(Extracted records)
========

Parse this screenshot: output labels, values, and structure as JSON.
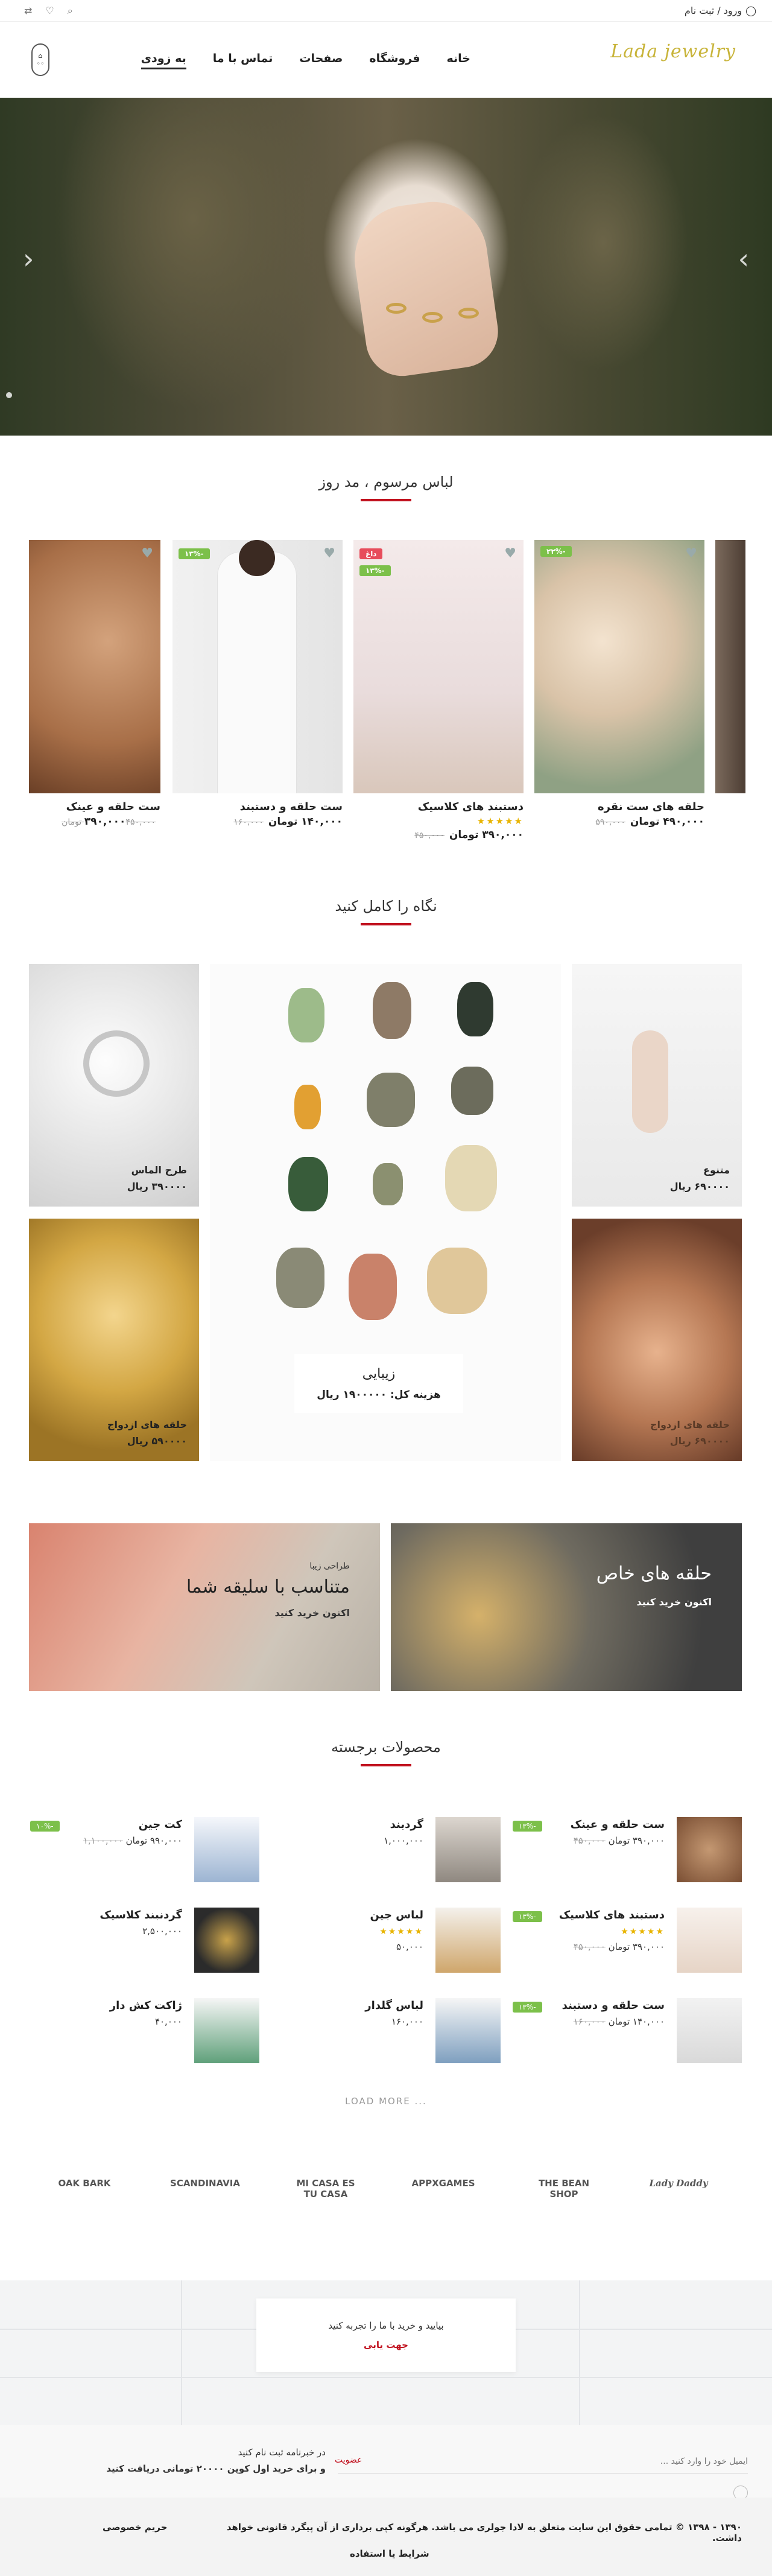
{
  "topbar": {
    "login": "ورود / ثبت نام"
  },
  "header": {
    "logo": "Lada jewelry",
    "nav": [
      "خانه",
      "فروشگاه",
      "صفحات",
      "تماس با ما",
      "به زودی"
    ]
  },
  "sections": {
    "products_title": "لباس مرسوم ، مد روز",
    "look_title": "نگاه را کامل کنید",
    "featured_title": "محصولات برجسته",
    "load_more": "... LOAD MORE"
  },
  "carousel": [
    {
      "name": "حلقه های ست نقره",
      "badge": "-۲۲%",
      "badge_color": "#7cc04a",
      "old": "۵۹۰,۰۰۰",
      "new": "۴۹۰,۰۰۰ تومان",
      "stars": false
    },
    {
      "name": "دستبند های کلاسیک",
      "badge": "داغ",
      "badge_color": "#e74c5b",
      "badge2": "-۱۳%",
      "old": "۴۵۰,۰۰۰",
      "new": "۳۹۰,۰۰۰ تومان",
      "stars": true
    },
    {
      "name": "ست حلقه و دستبند",
      "badge": "-۱۳%",
      "badge_color": "#7cc04a",
      "old": "۱۶۰,۰۰۰",
      "new": "۱۴۰,۰۰۰ تومان",
      "stars": false
    },
    {
      "name": "ست حلقه و عینک",
      "badge": "",
      "badge_color": "",
      "old": "۴۵۰,۰۰۰ تومان",
      "new": "۳۹۰,۰۰۰",
      "stars": false
    }
  ],
  "gallery": {
    "diamond": {
      "title": "طرح الماس",
      "price": "۳۹۰۰۰۰ ریال"
    },
    "wedding": {
      "title": "حلقه های ازدواج",
      "price": "۵۹۰۰۰۰ ریال"
    },
    "variety": {
      "title": "متنوع",
      "price": "۶۹۰۰۰۰ ریال"
    },
    "hand_ring": {
      "title": "حلقه های ازدواج",
      "price": "۶۹۰۰۰۰ ریال"
    },
    "center": {
      "title": "زیبایی",
      "price": "هزینه کل: ۱۹۰۰۰۰۰ ریال"
    }
  },
  "banners": {
    "left": {
      "small": "طراحی زیبا",
      "big": "متناسب با سلیقه شما",
      "cta": "اکنون خرید کنید"
    },
    "right": {
      "big": "حلقه های خاص",
      "cta": "اکنون خرید کنید"
    }
  },
  "featured": [
    {
      "name": "ست حلقه و عینک",
      "old": "۴۵۰,۰۰۰",
      "new": "۳۹۰,۰۰۰ تومان",
      "badge": "-۱۳%",
      "stars": false
    },
    {
      "name": "گردبند",
      "old": "",
      "new": "۱,۰۰۰,۰۰۰",
      "badge": "",
      "stars": false
    },
    {
      "name": "کت جین",
      "old": "۱,۱۰۰,۰۰۰",
      "new": "۹۹۰,۰۰۰ تومان",
      "badge": "-۱۰%",
      "stars": false
    },
    {
      "name": "دستبند های کلاسیک",
      "old": "۴۵۰,۰۰۰",
      "new": "۳۹۰,۰۰۰ تومان",
      "badge": "-۱۳%",
      "stars": true
    },
    {
      "name": "لباس جین",
      "old": "",
      "new": "۵۰,۰۰۰",
      "badge": "",
      "stars": true
    },
    {
      "name": "گردنبند کلاسیک",
      "old": "",
      "new": "۲,۵۰۰,۰۰۰",
      "badge": "",
      "stars": false
    },
    {
      "name": "ست حلقه و دستبند",
      "old": "۱۶۰,۰۰۰",
      "new": "۱۴۰,۰۰۰ تومان",
      "badge": "-۱۳%",
      "stars": false
    },
    {
      "name": "لباس گلدار",
      "old": "",
      "new": "۱۶۰,۰۰۰",
      "badge": "",
      "stars": false
    },
    {
      "name": "ژاکت کش دار",
      "old": "",
      "new": "۴۰,۰۰۰",
      "badge": "",
      "stars": false
    }
  ],
  "brands": [
    "OAK BARK",
    "SCANDINAVIA",
    "MI CASA ES TU CASA",
    "APPXGAMES",
    "THE BEAN SHOP",
    "Lady Daddy"
  ],
  "footer": {
    "map_text": "بیایید و خرید با ما را تجربه کنید",
    "map_link": "جهت یابی",
    "newsletter_title": "در خبرنامه ثبت نام کنید",
    "newsletter_sub": "و برای خرید اول کوپن ۲۰۰۰۰ تومانی دریافت کنید",
    "email_placeholder": "ایمیل خود را وارد کنید ...",
    "subscribe": "عضویت",
    "copyright": "۱۳۹۰ - ۱۳۹۸ © تمامی حقوق این سایت متعلق به لادا جولری می باشد. هرگونه کپی برداری از آن پیگرد قانونی خواهد داشت.",
    "privacy": "حریم خصوصی",
    "terms": "شرایط یا استفاده"
  }
}
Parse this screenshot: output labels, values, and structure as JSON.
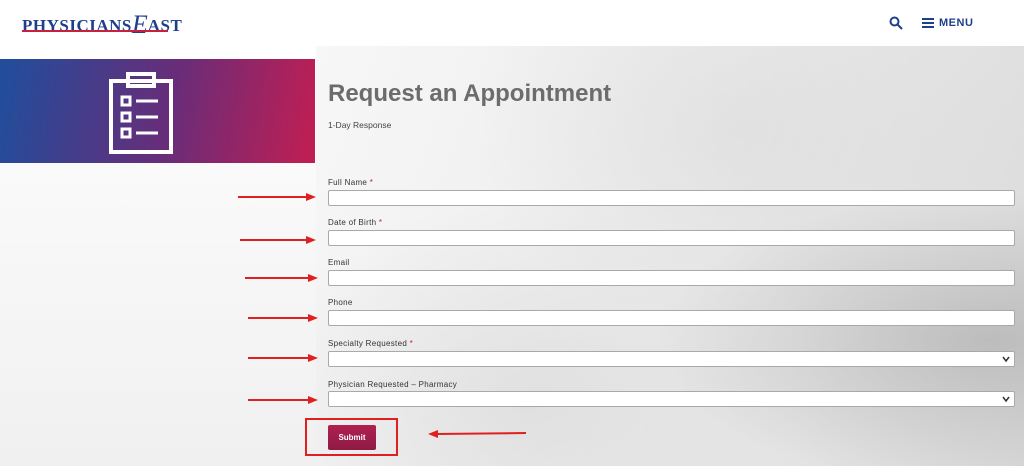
{
  "header": {
    "logo_text_1": "PHYSICIANS",
    "logo_text_2": "E",
    "logo_text_3": "AST",
    "menu_label": "MENU"
  },
  "page": {
    "title": "Request an Appointment",
    "subtitle": "1-Day Response"
  },
  "form": {
    "fields": [
      {
        "label": "Full Name",
        "required": "*",
        "value": ""
      },
      {
        "label": "Date of Birth",
        "required": "*",
        "value": ""
      },
      {
        "label": "Email",
        "required": "",
        "value": ""
      },
      {
        "label": "Phone",
        "required": "",
        "value": ""
      },
      {
        "label": "Specialty Requested",
        "required": "*",
        "value": ""
      },
      {
        "label": "Physician Requested – Pharmacy",
        "required": "",
        "value": ""
      }
    ],
    "submit_label": "Submit"
  },
  "colors": {
    "brand_blue": "#1d3f8c",
    "brand_red": "#c8203f",
    "annotation_red": "#e02020"
  },
  "icons": [
    "search-icon",
    "menu-icon",
    "clipboard-list-icon",
    "chevron-down-icon",
    "arrow-right-icon",
    "arrow-left-icon"
  ]
}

========

● THE EXERCISE: Keep the pictures out of the copy and write out the data exactly as it stands.

● TASK ANSWER:
Parse this screenshot: output labels, values, and structure as JSON.
{
  "topbar": {
    "login": "ورود / ثبت نام"
  },
  "header": {
    "logo": "Lada jewelry",
    "nav": [
      "خانه",
      "فروشگاه",
      "صفحات",
      "تماس با ما",
      "به زودی"
    ]
  },
  "sections": {
    "products_title": "لباس مرسوم ، مد روز",
    "look_title": "نگاه را کامل کنید",
    "featured_title": "محصولات برجسته",
    "load_more": "... LOAD MORE"
  },
  "carousel": [
    {
      "name": "حلقه های ست نقره",
      "badge": "-۲۲%",
      "badge_color": "#7cc04a",
      "old": "۵۹۰,۰۰۰",
      "new": "۴۹۰,۰۰۰ تومان",
      "stars": false
    },
    {
      "name": "دستبند های کلاسیک",
      "badge": "داغ",
      "badge_color": "#e74c5b",
      "badge2": "-۱۳%",
      "old": "۴۵۰,۰۰۰",
      "new": "۳۹۰,۰۰۰ تومان",
      "stars": true
    },
    {
      "name": "ست حلقه و دستبند",
      "badge": "-۱۳%",
      "badge_color": "#7cc04a",
      "old": "۱۶۰,۰۰۰",
      "new": "۱۴۰,۰۰۰ تومان",
      "stars": false
    },
    {
      "name": "ست حلقه و عینک",
      "badge": "",
      "badge_color": "",
      "old": "۴۵۰,۰۰۰ تومان",
      "new": "۳۹۰,۰۰۰",
      "stars": false
    }
  ],
  "gallery": {
    "diamond": {
      "title": "طرح الماس",
      "price": "۳۹۰۰۰۰ ریال"
    },
    "wedding": {
      "title": "حلقه های ازدواج",
      "price": "۵۹۰۰۰۰ ریال"
    },
    "variety": {
      "title": "متنوع",
      "price": "۶۹۰۰۰۰ ریال"
    },
    "hand_ring": {
      "title": "حلقه های ازدواج",
      "price": "۶۹۰۰۰۰ ریال"
    },
    "center": {
      "title": "زیبایی",
      "price": "هزینه کل: ۱۹۰۰۰۰۰ ریال"
    }
  },
  "banners": {
    "left": {
      "small": "طراحی زیبا",
      "big": "متناسب با سلیقه شما",
      "cta": "اکنون خرید کنید"
    },
    "right": {
      "big": "حلقه های خاص",
      "cta": "اکنون خرید کنید"
    }
  },
  "featured": [
    {
      "name": "ست حلقه و عینک",
      "old": "۴۵۰,۰۰۰",
      "new": "۳۹۰,۰۰۰ تومان",
      "badge": "-۱۳%",
      "stars": false
    },
    {
      "name": "گردبند",
      "old": "",
      "new": "۱,۰۰۰,۰۰۰",
      "badge": "",
      "stars": false
    },
    {
      "name": "کت جین",
      "old": "۱,۱۰۰,۰۰۰",
      "new": "۹۹۰,۰۰۰ تومان",
      "badge": "-۱۰%",
      "stars": false
    },
    {
      "name": "دستبند های کلاسیک",
      "old": "۴۵۰,۰۰۰",
      "new": "۳۹۰,۰۰۰ تومان",
      "badge": "-۱۳%",
      "stars": true
    },
    {
      "name": "لباس جین",
      "old": "",
      "new": "۵۰,۰۰۰",
      "badge": "",
      "stars": true
    },
    {
      "name": "گردنبند کلاسیک",
      "old": "",
      "new": "۲,۵۰۰,۰۰۰",
      "badge": "",
      "stars": false
    },
    {
      "name": "ست حلقه و دستبند",
      "old": "۱۶۰,۰۰۰",
      "new": "۱۴۰,۰۰۰ تومان",
      "badge": "-۱۳%",
      "stars": false
    },
    {
      "name": "لباس گلدار",
      "old": "",
      "new": "۱۶۰,۰۰۰",
      "badge": "",
      "stars": false
    },
    {
      "name": "ژاکت کش دار",
      "old": "",
      "new": "۴۰,۰۰۰",
      "badge": "",
      "stars": false
    }
  ],
  "brands": [
    "OAK BARK",
    "SCANDINAVIA",
    "MI CASA ES TU CASA",
    "APPXGAMES",
    "THE BEAN SHOP",
    "Lady Daddy"
  ],
  "footer": {
    "map_text": "بیایید و خرید با ما را تجربه کنید",
    "map_link": "جهت یابی",
    "newsletter_title": "در خبرنامه ثبت نام کنید",
    "newsletter_sub": "و برای خرید اول کوپن ۲۰۰۰۰ تومانی دریافت کنید",
    "email_placeholder": "ایمیل خود را وارد کنید ...",
    "subscribe": "عضویت",
    "copyright": "۱۳۹۰ - ۱۳۹۸ © تمامی حقوق این سایت متعلق به لادا جولری می باشد. هرگونه کپی برداری از آن پیگرد قانونی خواهد داشت.",
    "privacy": "حریم خصوصی",
    "terms": "شرایط یا استفاده"
  }
}
Parse this screenshot: output labels, values, and structure as JSON.
{
  "header": {
    "logo_text_1": "PHYSICIANS",
    "logo_text_2": "E",
    "logo_text_3": "AST",
    "menu_label": "MENU"
  },
  "page": {
    "title": "Request an Appointment",
    "subtitle": "1-Day Response"
  },
  "form": {
    "fields": [
      {
        "label": "Full Name",
        "required": "*",
        "value": ""
      },
      {
        "label": "Date of Birth",
        "required": "*",
        "value": ""
      },
      {
        "label": "Email",
        "required": "",
        "value": ""
      },
      {
        "label": "Phone",
        "required": "",
        "value": ""
      },
      {
        "label": "Specialty Requested",
        "required": "*",
        "value": ""
      },
      {
        "label": "Physician Requested – Pharmacy",
        "required": "",
        "value": ""
      }
    ],
    "submit_label": "Submit"
  },
  "colors": {
    "brand_blue": "#1d3f8c",
    "brand_red": "#c8203f",
    "annotation_red": "#e02020"
  },
  "icons": [
    "search-icon",
    "menu-icon",
    "clipboard-list-icon",
    "chevron-down-icon",
    "arrow-right-icon",
    "arrow-left-icon"
  ]
}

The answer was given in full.